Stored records
▽
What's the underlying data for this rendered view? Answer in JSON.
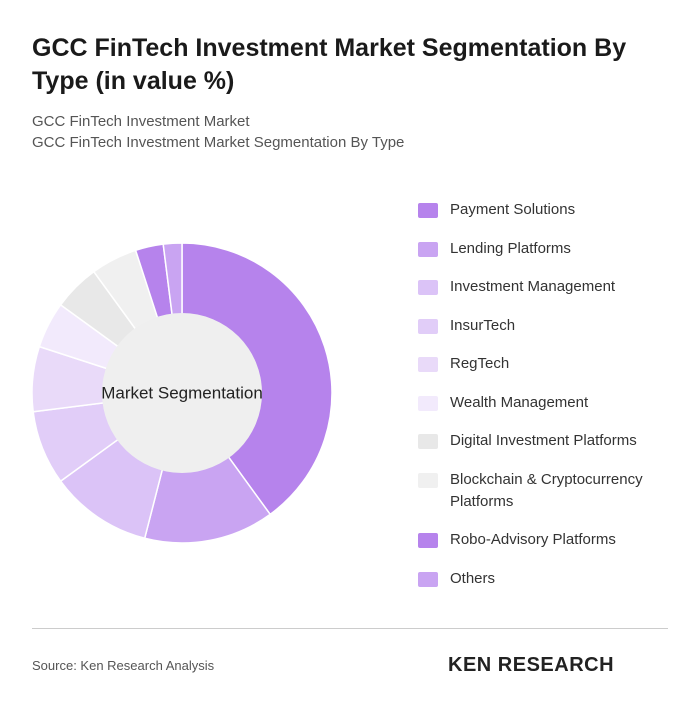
{
  "chart_data": {
    "type": "donut",
    "title": "GCC FinTech Investment Market Segmentation By Type (in value %)",
    "subtitle": [
      "GCC FinTech Investment Market",
      "GCC FinTech Investment Market Segmentation By Type"
    ],
    "center_label": "Market Segmentation",
    "categories": [
      "Payment Solutions",
      "Lending Platforms",
      "Investment Management",
      "InsurTech",
      "RegTech",
      "Wealth Management",
      "Digital Investment Platforms",
      "Blockchain & Cryptocurrency Platforms",
      "Robo-Advisory Platforms",
      "Others"
    ],
    "values": [
      40,
      14,
      11,
      8,
      7,
      5,
      5,
      5,
      3,
      2
    ],
    "colors": [
      "#b683ec",
      "#c9a4f2",
      "#dbc3f7",
      "#e1cdf8",
      "#e9daf9",
      "#f2eafc",
      "#e8e8e8",
      "#f0f0f0",
      "#b683ec",
      "#c9a4f2"
    ],
    "legend": "right",
    "source": "Source: Ken Research Analysis",
    "logo": "KEN RESEARCH"
  }
}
△
### EXERCISE DIRECTIONS:
Each entry gets copied exactly; the pictures stay out.

### RESULT OF THE TASK:
What's the underlying data for this rendered view? Answer in JSON.
{
  "chart_data": {
    "type": "donut",
    "title": "GCC FinTech Investment Market Segmentation By Type (in value %)",
    "subtitle": [
      "GCC FinTech Investment Market",
      "GCC FinTech Investment Market Segmentation By Type"
    ],
    "center_label": "Market Segmentation",
    "categories": [
      "Payment Solutions",
      "Lending Platforms",
      "Investment Management",
      "InsurTech",
      "RegTech",
      "Wealth Management",
      "Digital Investment Platforms",
      "Blockchain & Cryptocurrency Platforms",
      "Robo-Advisory Platforms",
      "Others"
    ],
    "values": [
      40,
      14,
      11,
      8,
      7,
      5,
      5,
      5,
      3,
      2
    ],
    "colors": [
      "#b683ec",
      "#c9a4f2",
      "#dbc3f7",
      "#e1cdf8",
      "#e9daf9",
      "#f2eafc",
      "#e8e8e8",
      "#f0f0f0",
      "#b683ec",
      "#c9a4f2"
    ],
    "legend": "right",
    "source": "Source: Ken Research Analysis",
    "logo": "KEN RESEARCH"
  }
}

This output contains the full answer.